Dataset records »
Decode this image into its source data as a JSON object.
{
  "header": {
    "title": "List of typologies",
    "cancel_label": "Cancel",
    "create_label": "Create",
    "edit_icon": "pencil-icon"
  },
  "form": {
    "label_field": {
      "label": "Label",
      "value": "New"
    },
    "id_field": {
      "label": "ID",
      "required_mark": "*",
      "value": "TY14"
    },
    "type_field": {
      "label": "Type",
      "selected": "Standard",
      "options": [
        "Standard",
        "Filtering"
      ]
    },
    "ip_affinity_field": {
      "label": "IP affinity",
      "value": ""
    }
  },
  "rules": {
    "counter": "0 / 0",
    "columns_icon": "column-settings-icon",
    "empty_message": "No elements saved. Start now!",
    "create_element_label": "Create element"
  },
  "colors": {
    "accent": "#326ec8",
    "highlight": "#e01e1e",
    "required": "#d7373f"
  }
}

EXERCISE TASK » All of the data needs to be reproduced exactly, with no line missing.

RESPONSE TO THIS TASK »
Decode this image into its source data as a JSON object.
{
  "header": {
    "title": "List of typologies",
    "cancel_label": "Cancel",
    "create_label": "Create",
    "edit_icon": "pencil-icon"
  },
  "form": {
    "label_field": {
      "label": "Label",
      "value": "New"
    },
    "id_field": {
      "label": "ID",
      "required_mark": "*",
      "value": "TY14"
    },
    "type_field": {
      "label": "Type",
      "selected": "Standard",
      "options": [
        "Standard",
        "Filtering"
      ]
    },
    "ip_affinity_field": {
      "label": "IP affinity",
      "value": ""
    }
  },
  "rules": {
    "counter": "0 / 0",
    "columns_icon": "column-settings-icon",
    "empty_message": "No elements saved. Start now!",
    "create_element_label": "Create element"
  },
  "colors": {
    "accent": "#326ec8",
    "highlight": "#e01e1e",
    "required": "#d7373f"
  }
}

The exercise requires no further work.